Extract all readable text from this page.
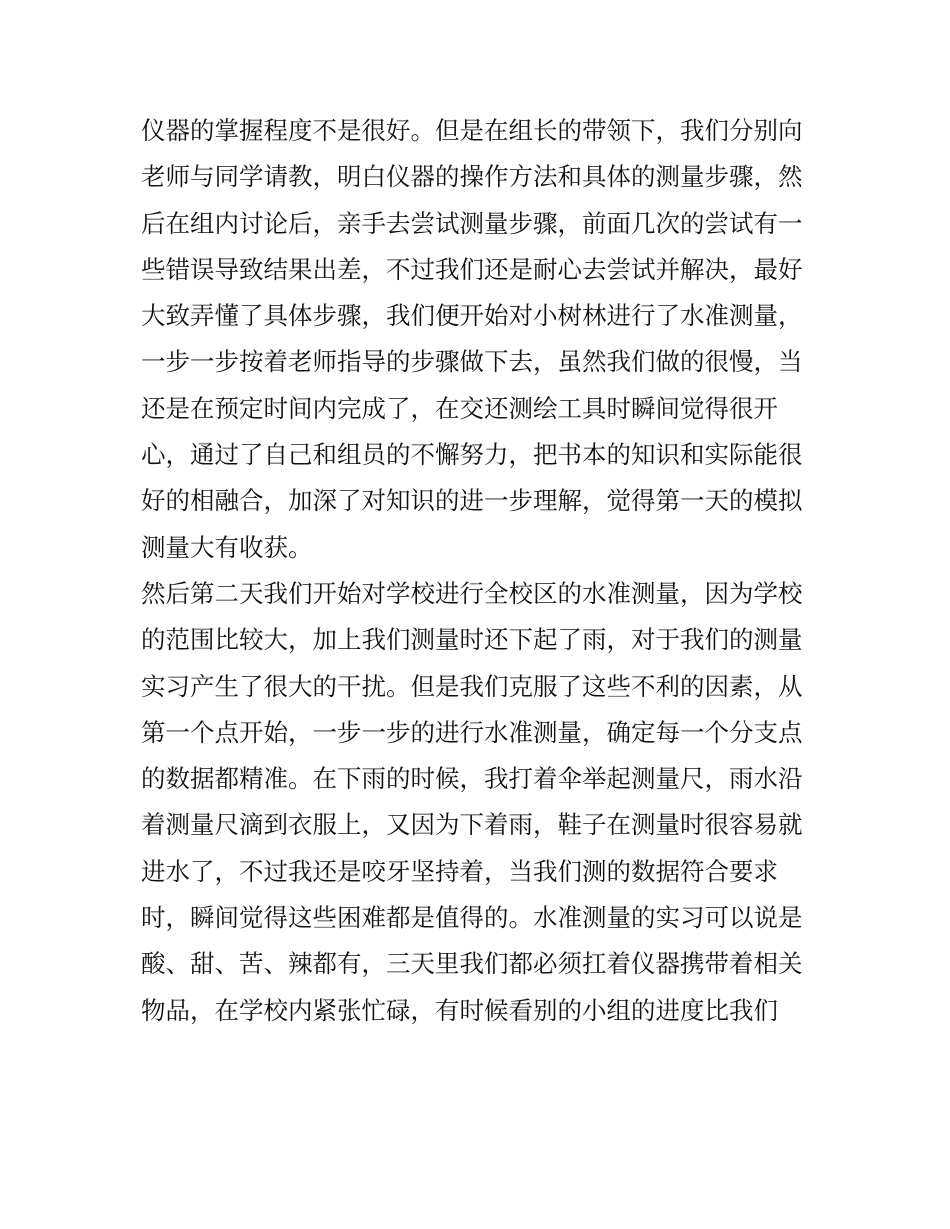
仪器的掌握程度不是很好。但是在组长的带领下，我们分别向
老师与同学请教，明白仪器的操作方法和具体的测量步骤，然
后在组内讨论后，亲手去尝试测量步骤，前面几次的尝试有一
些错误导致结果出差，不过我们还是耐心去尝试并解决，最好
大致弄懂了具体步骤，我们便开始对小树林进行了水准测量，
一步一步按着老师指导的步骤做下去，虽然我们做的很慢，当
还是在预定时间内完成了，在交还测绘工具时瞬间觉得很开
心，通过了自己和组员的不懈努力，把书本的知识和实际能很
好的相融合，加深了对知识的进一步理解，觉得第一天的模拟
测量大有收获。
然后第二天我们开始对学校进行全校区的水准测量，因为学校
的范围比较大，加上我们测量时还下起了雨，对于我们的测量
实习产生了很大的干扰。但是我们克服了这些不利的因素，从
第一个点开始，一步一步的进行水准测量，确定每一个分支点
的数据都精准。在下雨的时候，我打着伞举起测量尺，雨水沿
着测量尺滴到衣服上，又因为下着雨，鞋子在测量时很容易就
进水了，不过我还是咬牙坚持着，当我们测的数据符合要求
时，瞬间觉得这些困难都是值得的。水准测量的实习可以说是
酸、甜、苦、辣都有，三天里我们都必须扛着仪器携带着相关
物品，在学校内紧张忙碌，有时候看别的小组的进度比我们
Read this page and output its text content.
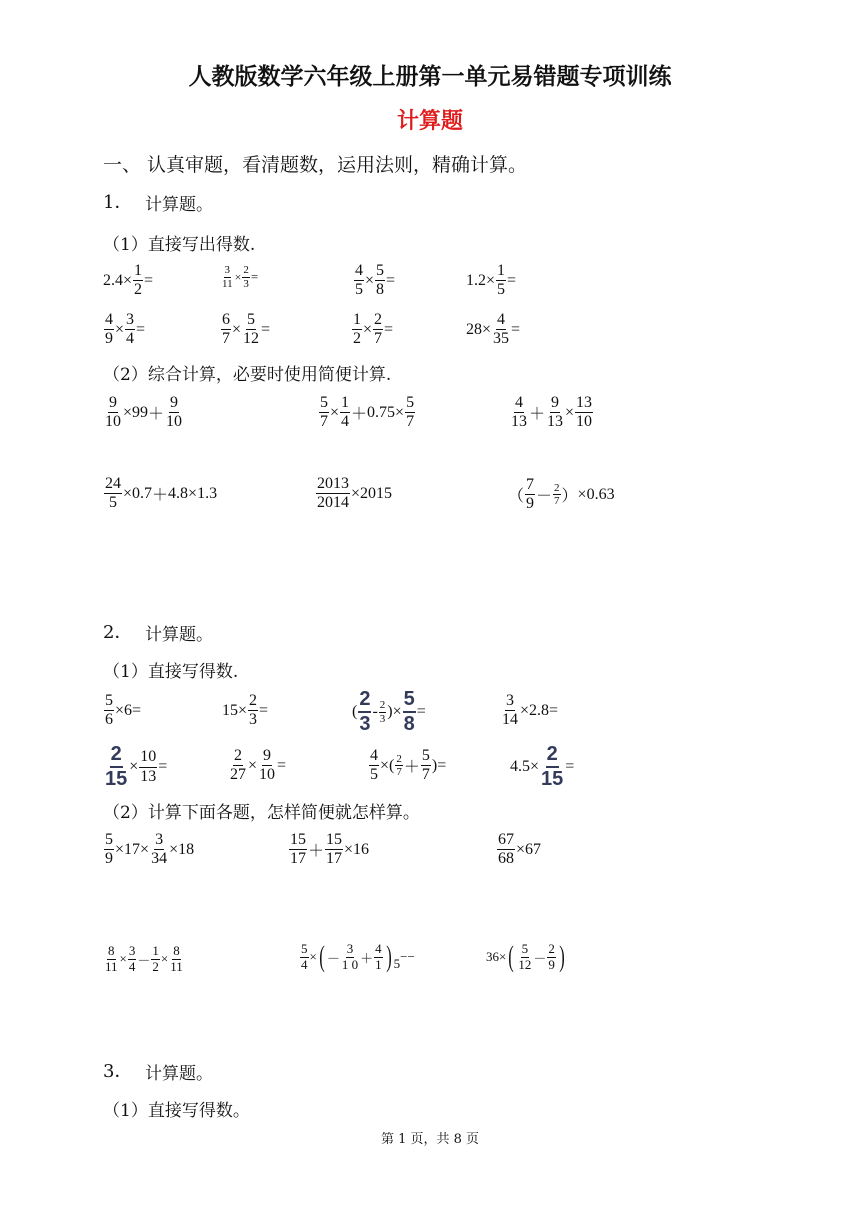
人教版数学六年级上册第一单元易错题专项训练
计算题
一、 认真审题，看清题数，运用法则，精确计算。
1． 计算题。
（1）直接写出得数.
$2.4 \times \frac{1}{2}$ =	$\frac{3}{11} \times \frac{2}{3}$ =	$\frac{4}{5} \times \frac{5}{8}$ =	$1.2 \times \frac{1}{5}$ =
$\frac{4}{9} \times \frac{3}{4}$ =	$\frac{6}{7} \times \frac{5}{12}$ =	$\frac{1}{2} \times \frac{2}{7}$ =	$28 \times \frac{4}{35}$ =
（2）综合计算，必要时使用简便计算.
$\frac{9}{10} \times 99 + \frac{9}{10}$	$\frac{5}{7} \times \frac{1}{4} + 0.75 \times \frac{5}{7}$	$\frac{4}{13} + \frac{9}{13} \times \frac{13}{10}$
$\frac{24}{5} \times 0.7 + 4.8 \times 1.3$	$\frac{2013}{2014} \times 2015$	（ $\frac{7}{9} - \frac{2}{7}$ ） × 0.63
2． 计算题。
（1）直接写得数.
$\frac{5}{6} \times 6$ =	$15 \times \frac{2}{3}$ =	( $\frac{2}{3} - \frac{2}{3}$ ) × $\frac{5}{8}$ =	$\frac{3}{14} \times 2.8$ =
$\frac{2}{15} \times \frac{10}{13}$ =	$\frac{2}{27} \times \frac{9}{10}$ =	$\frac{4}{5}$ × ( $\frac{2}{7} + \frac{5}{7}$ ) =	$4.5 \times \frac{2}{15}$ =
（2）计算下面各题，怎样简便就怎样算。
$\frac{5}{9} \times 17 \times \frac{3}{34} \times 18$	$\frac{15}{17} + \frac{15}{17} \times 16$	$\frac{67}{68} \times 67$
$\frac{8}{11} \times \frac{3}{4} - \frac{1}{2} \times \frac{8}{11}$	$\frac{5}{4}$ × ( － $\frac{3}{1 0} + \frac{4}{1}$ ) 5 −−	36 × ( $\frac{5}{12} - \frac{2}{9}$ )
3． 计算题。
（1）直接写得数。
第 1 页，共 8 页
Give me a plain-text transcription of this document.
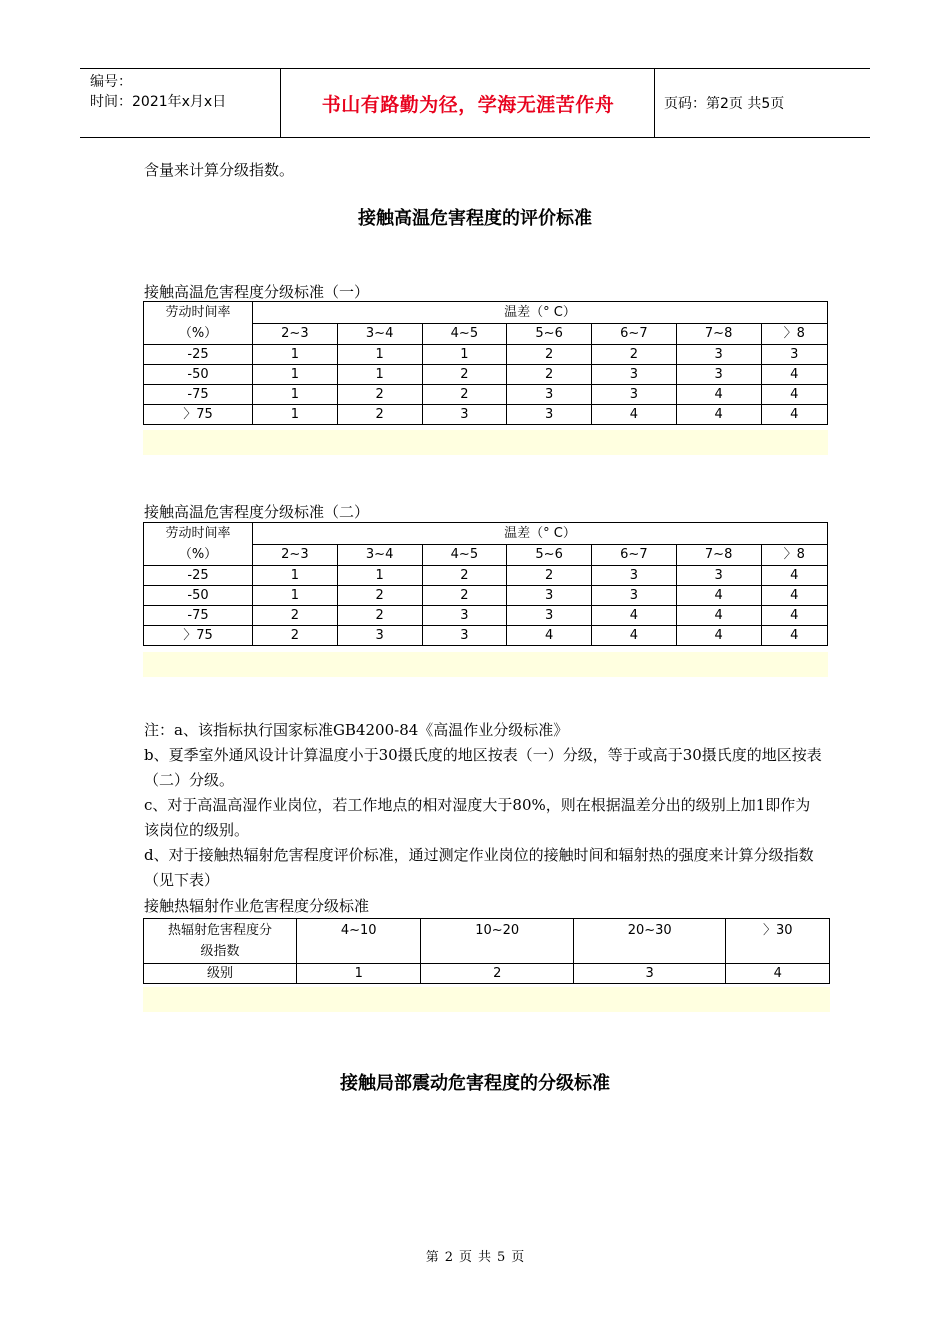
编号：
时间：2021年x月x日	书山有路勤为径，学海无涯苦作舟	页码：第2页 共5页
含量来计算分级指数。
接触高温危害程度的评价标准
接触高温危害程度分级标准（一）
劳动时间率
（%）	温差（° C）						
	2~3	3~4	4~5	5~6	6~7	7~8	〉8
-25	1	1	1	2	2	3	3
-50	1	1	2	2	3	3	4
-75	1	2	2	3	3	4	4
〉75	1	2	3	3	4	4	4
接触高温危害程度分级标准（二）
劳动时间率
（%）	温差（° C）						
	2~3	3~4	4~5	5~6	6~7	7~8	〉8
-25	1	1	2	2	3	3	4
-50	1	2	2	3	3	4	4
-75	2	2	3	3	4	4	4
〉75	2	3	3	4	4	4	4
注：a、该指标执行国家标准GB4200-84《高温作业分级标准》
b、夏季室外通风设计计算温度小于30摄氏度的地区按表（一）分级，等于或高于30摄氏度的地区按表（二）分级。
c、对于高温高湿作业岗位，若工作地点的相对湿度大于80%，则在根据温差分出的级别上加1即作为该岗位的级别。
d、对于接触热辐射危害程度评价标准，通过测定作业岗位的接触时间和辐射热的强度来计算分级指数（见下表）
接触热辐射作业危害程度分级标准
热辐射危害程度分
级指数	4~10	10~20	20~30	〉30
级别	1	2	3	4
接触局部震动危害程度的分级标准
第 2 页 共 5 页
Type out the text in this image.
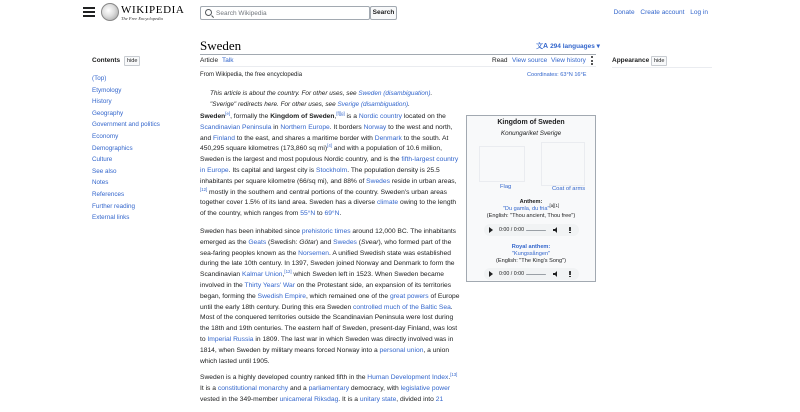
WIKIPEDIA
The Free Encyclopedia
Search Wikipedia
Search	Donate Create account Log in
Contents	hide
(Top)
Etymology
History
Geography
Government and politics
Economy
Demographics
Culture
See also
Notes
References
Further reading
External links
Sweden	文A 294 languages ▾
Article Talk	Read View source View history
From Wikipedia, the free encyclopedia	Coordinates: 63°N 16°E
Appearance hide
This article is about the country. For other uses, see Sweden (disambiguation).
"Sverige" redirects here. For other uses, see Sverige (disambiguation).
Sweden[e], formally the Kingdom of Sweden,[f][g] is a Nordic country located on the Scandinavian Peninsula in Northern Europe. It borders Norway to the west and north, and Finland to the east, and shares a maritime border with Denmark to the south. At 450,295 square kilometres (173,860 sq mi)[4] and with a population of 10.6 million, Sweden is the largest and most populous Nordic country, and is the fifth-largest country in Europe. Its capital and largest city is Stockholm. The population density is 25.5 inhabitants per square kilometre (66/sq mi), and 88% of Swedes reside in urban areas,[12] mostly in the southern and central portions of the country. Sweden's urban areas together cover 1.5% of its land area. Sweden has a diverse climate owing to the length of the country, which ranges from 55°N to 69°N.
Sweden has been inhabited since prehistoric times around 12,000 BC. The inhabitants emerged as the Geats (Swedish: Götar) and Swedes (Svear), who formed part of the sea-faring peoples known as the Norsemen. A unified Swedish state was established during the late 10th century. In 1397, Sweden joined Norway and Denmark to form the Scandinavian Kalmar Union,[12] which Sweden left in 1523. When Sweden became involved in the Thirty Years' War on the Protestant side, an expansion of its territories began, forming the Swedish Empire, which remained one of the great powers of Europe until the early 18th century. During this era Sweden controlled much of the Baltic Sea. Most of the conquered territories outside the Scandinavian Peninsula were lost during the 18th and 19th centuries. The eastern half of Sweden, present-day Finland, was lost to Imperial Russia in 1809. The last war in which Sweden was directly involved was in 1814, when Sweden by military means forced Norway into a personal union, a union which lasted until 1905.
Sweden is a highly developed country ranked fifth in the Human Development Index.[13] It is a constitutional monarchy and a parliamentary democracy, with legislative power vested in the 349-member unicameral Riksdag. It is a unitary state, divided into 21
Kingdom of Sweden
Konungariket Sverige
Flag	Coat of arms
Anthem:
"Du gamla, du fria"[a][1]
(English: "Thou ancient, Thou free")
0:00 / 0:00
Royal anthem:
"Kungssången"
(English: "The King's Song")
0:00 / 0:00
========================================
Goal of the exercise:
All of the data needs repeating exactly, but the pictures do not.

Correct answer:
Extract all readable text from this page.
仪器的掌握程度不是很好。但是在组长的带领下，我们分别向
老师与同学请教，明白仪器的操作方法和具体的测量步骤，然
后在组内讨论后，亲手去尝试测量步骤，前面几次的尝试有一
些错误导致结果出差，不过我们还是耐心去尝试并解决，最好
大致弄懂了具体步骤，我们便开始对小树林进行了水准测量，
一步一步按着老师指导的步骤做下去，虽然我们做的很慢，当
还是在预定时间内完成了，在交还测绘工具时瞬间觉得很开
心，通过了自己和组员的不懈努力，把书本的知识和实际能很
好的相融合，加深了对知识的进一步理解，觉得第一天的模拟
测量大有收获。
然后第二天我们开始对学校进行全校区的水准测量，因为学校
的范围比较大，加上我们测量时还下起了雨，对于我们的测量
实习产生了很大的干扰。但是我们克服了这些不利的因素，从
第一个点开始，一步一步的进行水准测量，确定每一个分支点
的数据都精准。在下雨的时候，我打着伞举起测量尺，雨水沿
着测量尺滴到衣服上，又因为下着雨，鞋子在测量时很容易就
进水了，不过我还是咬牙坚持着，当我们测的数据符合要求
时，瞬间觉得这些困难都是值得的。水准测量的实习可以说是
酸、甜、苦、辣都有，三天里我们都必须扛着仪器携带着相关
物品，在学校内紧张忙碌，有时候看别的小组的进度比我们
Read this page and output its text content.
人教版数学六年级上册第一单元易错题专项训练
计算题
一、 认真审题，看清题数，运用法则，精确计算。
1． 计算题。
（1）直接写出得数.
$2.4 \times \frac{1}{2}$ =	$\frac{3}{11} \times \frac{2}{3}$ =	$\frac{4}{5} \times \frac{5}{8}$ =	$1.2 \times \frac{1}{5}$ =
$\frac{4}{9} \times \frac{3}{4}$ =	$\frac{6}{7} \times \frac{5}{12}$ =	$\frac{1}{2} \times \frac{2}{7}$ =	$28 \times \frac{4}{35}$ =
（2）综合计算，必要时使用简便计算.
$\frac{9}{10} \times 99 + \frac{9}{10}$	$\frac{5}{7} \times \frac{1}{4} + 0.75 \times \frac{5}{7}$	$\frac{4}{13} + \frac{9}{13} \times \frac{13}{10}$
$\frac{24}{5} \times 0.7 + 4.8 \times 1.3$	$\frac{2013}{2014} \times 2015$	（ $\frac{7}{9} - \frac{2}{7}$ ） × 0.63
2． 计算题。
（1）直接写得数.
$\frac{5}{6} \times 6$ =	$15 \times \frac{2}{3}$ =	( $\frac{2}{3} - \frac{2}{3}$ ) × $\frac{5}{8}$ =	$\frac{3}{14} \times 2.8$ =
$\frac{2}{15} \times \frac{10}{13}$ =	$\frac{2}{27} \times \frac{9}{10}$ =	$\frac{4}{5}$ × ( $\frac{2}{7} + \frac{5}{7}$ ) =	$4.5 \times \frac{2}{15}$ =
（2）计算下面各题，怎样简便就怎样算。
$\frac{5}{9} \times 17 \times \frac{3}{34} \times 18$	$\frac{15}{17} + \frac{15}{17} \times 16$	$\frac{67}{68} \times 67$
$\frac{8}{11} \times \frac{3}{4} - \frac{1}{2} \times \frac{8}{11}$	$\frac{5}{4}$ × ( － $\frac{3}{1 0} + \frac{4}{1}$ ) 5 −−	36 × ( $\frac{5}{12} - \frac{2}{9}$ )
3． 计算题。
（1）直接写得数。
第 1 页，共 8 页
Give me a plain-text transcription of this document.
编号：
时间：2021年x月x日	书山有路勤为径，学海无涯苦作舟	页码：第2页 共5页
含量来计算分级指数。
接触高温危害程度的评价标准
接触高温危害程度分级标准（一）
劳动时间率
（%）	温差（° C）						
	2~3	3~4	4~5	5~6	6~7	7~8	〉8
-25	1	1	1	2	2	3	3
-50	1	1	2	2	3	3	4
-75	1	2	2	3	3	4	4
〉75	1	2	3	3	4	4	4
接触高温危害程度分级标准（二）
劳动时间率
（%）	温差（° C）						
	2~3	3~4	4~5	5~6	6~7	7~8	〉8
-25	1	1	2	2	3	3	4
-50	1	2	2	3	3	4	4
-75	2	2	3	3	4	4	4
〉75	2	3	3	4	4	4	4
注：a、该指标执行国家标准GB4200-84《高温作业分级标准》
b、夏季室外通风设计计算温度小于30摄氏度的地区按表（一）分级，等于或高于30摄氏度的地区按表（二）分级。
c、对于高温高湿作业岗位，若工作地点的相对湿度大于80%，则在根据温差分出的级别上加1即作为该岗位的级别。
d、对于接触热辐射危害程度评价标准，通过测定作业岗位的接触时间和辐射热的强度来计算分级指数（见下表）
接触热辐射作业危害程度分级标准
热辐射危害程度分
级指数	4~10	10~20	20~30	〉30
级别	1	2	3	4
接触局部震动危害程度的分级标准
第 2 页 共 5 页
Type out the text in this image.
WIKIPEDIA
The Free Encyclopedia
Search Wikipedia
Search	Donate Create account Log in
Contents	hide
(Top)
Etymology
History
Geography
Government and politics
Economy
Demographics
Culture
See also
Notes
References
Further reading
External links
Sweden	文A 294 languages ▾
Article Talk	Read View source View history
From Wikipedia, the free encyclopedia	Coordinates: 63°N 16°E
Appearance hide
This article is about the country. For other uses, see Sweden (disambiguation).
"Sverige" redirects here. For other uses, see Sverige (disambiguation).
Sweden[e], formally the Kingdom of Sweden,[f][g] is a Nordic country located on the Scandinavian Peninsula in Northern Europe. It borders Norway to the west and north, and Finland to the east, and shares a maritime border with Denmark to the south. At 450,295 square kilometres (173,860 sq mi)[4] and with a population of 10.6 million, Sweden is the largest and most populous Nordic country, and is the fifth-largest country in Europe. Its capital and largest city is Stockholm. The population density is 25.5 inhabitants per square kilometre (66/sq mi), and 88% of Swedes reside in urban areas,[12] mostly in the southern and central portions of the country. Sweden's urban areas together cover 1.5% of its land area. Sweden has a diverse climate owing to the length of the country, which ranges from 55°N to 69°N.
Sweden has been inhabited since prehistoric times around 12,000 BC. The inhabitants emerged as the Geats (Swedish: Götar) and Swedes (Svear), who formed part of the sea-faring peoples known as the Norsemen. A unified Swedish state was established during the late 10th century. In 1397, Sweden joined Norway and Denmark to form the Scandinavian Kalmar Union,[12] which Sweden left in 1523. When Sweden became involved in the Thirty Years' War on the Protestant side, an expansion of its territories began, forming the Swedish Empire, which remained one of the great powers of Europe until the early 18th century. During this era Sweden controlled much of the Baltic Sea. Most of the conquered territories outside the Scandinavian Peninsula were lost during the 18th and 19th centuries. The eastern half of Sweden, present-day Finland, was lost to Imperial Russia in 1809. The last war in which Sweden was directly involved was in 1814, when Sweden by military means forced Norway into a personal union, a union which lasted until 1905.
Sweden is a highly developed country ranked fifth in the Human Development Index.[13] It is a constitutional monarchy and a parliamentary democracy, with legislative power vested in the 349-member unicameral Riksdag. It is a unitary state, divided into 21
Kingdom of Sweden
Konungariket Sverige
Flag	Coat of arms
Anthem:
"Du gamla, du fria"[a][1]
(English: "Thou ancient, Thou free")
0:00 / 0:00
Royal anthem:
"Kungssången"
(English: "The King's Song")
0:00 / 0:00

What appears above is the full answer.